▸ Your goal: Please restate the following records word for word.

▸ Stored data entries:
◇ ◇ ◇ ◇ ◇ ◇ ◇

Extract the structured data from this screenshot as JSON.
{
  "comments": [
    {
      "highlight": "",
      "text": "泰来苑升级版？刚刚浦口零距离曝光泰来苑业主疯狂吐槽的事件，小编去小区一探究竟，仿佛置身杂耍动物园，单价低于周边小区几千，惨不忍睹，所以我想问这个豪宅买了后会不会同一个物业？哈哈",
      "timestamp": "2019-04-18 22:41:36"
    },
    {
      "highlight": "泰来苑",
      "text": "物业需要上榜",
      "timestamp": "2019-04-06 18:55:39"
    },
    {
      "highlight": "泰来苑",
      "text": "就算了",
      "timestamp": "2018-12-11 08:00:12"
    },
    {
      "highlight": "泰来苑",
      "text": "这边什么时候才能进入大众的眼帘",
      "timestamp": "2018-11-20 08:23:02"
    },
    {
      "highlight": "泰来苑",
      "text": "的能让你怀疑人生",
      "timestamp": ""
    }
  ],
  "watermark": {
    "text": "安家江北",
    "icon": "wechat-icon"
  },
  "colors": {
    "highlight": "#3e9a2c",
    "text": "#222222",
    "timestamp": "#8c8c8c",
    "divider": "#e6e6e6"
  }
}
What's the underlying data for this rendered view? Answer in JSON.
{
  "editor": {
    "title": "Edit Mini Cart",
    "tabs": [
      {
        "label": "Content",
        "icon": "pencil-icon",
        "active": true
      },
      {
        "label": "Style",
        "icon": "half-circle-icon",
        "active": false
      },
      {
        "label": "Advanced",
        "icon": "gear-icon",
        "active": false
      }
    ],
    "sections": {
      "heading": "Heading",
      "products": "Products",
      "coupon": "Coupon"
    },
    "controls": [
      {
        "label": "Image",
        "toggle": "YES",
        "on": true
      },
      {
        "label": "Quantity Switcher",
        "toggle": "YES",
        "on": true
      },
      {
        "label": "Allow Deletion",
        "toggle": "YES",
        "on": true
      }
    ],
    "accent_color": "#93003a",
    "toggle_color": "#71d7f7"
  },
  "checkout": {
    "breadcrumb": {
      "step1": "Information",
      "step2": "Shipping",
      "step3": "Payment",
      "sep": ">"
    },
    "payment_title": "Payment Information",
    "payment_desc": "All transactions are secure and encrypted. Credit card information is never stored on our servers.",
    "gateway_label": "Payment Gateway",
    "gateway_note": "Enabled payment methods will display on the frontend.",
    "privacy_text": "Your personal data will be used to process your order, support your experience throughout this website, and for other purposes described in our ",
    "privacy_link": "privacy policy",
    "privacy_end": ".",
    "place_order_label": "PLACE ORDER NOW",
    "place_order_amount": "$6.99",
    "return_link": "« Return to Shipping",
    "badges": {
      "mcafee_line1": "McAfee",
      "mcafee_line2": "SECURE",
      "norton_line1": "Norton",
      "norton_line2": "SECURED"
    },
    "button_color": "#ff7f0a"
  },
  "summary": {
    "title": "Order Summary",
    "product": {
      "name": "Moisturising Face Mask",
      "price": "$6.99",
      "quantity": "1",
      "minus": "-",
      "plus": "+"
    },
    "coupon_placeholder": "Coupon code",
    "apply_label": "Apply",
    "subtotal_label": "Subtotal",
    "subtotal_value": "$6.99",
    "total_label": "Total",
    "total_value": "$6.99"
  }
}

◇ ◇ ◇ ◇ ◇ ◇ ◇

▸ The reply:
Extract the structured data from this screenshot as JSON.
{
  "comments": [
    {
      "highlight": "",
      "text": "泰来苑升级版？刚刚浦口零距离曝光泰来苑业主疯狂吐槽的事件，小编去小区一探究竟，仿佛置身杂耍动物园，单价低于周边小区几千，惨不忍睹，所以我想问这个豪宅买了后会不会同一个物业？哈哈",
      "timestamp": "2019-04-18 22:41:36"
    },
    {
      "highlight": "泰来苑",
      "text": "物业需要上榜",
      "timestamp": "2019-04-06 18:55:39"
    },
    {
      "highlight": "泰来苑",
      "text": "就算了",
      "timestamp": "2018-12-11 08:00:12"
    },
    {
      "highlight": "泰来苑",
      "text": "这边什么时候才能进入大众的眼帘",
      "timestamp": "2018-11-20 08:23:02"
    },
    {
      "highlight": "泰来苑",
      "text": "的能让你怀疑人生",
      "timestamp": ""
    }
  ],
  "watermark": {
    "text": "安家江北",
    "icon": "wechat-icon"
  },
  "colors": {
    "highlight": "#3e9a2c",
    "text": "#222222",
    "timestamp": "#8c8c8c",
    "divider": "#e6e6e6"
  }
}
What's the underlying data for this rendered view? Answer in JSON.
{
  "editor": {
    "title": "Edit Mini Cart",
    "tabs": [
      {
        "label": "Content",
        "icon": "pencil-icon",
        "active": true
      },
      {
        "label": "Style",
        "icon": "half-circle-icon",
        "active": false
      },
      {
        "label": "Advanced",
        "icon": "gear-icon",
        "active": false
      }
    ],
    "sections": {
      "heading": "Heading",
      "products": "Products",
      "coupon": "Coupon"
    },
    "controls": [
      {
        "label": "Image",
        "toggle": "YES",
        "on": true
      },
      {
        "label": "Quantity Switcher",
        "toggle": "YES",
        "on": true
      },
      {
        "label": "Allow Deletion",
        "toggle": "YES",
        "on": true
      }
    ],
    "accent_color": "#93003a",
    "toggle_color": "#71d7f7"
  },
  "checkout": {
    "breadcrumb": {
      "step1": "Information",
      "step2": "Shipping",
      "step3": "Payment",
      "sep": ">"
    },
    "payment_title": "Payment Information",
    "payment_desc": "All transactions are secure and encrypted. Credit card information is never stored on our servers.",
    "gateway_label": "Payment Gateway",
    "gateway_note": "Enabled payment methods will display on the frontend.",
    "privacy_text": "Your personal data will be used to process your order, support your experience throughout this website, and for other purposes described in our ",
    "privacy_link": "privacy policy",
    "privacy_end": ".",
    "place_order_label": "PLACE ORDER NOW",
    "place_order_amount": "$6.99",
    "return_link": "« Return to Shipping",
    "badges": {
      "mcafee_line1": "McAfee",
      "mcafee_line2": "SECURE",
      "norton_line1": "Norton",
      "norton_line2": "SECURED"
    },
    "button_color": "#ff7f0a"
  },
  "summary": {
    "title": "Order Summary",
    "product": {
      "name": "Moisturising Face Mask",
      "price": "$6.99",
      "quantity": "1",
      "minus": "-",
      "plus": "+"
    },
    "coupon_placeholder": "Coupon code",
    "apply_label": "Apply",
    "subtotal_label": "Subtotal",
    "subtotal_value": "$6.99",
    "total_label": "Total",
    "total_value": "$6.99"
  }
}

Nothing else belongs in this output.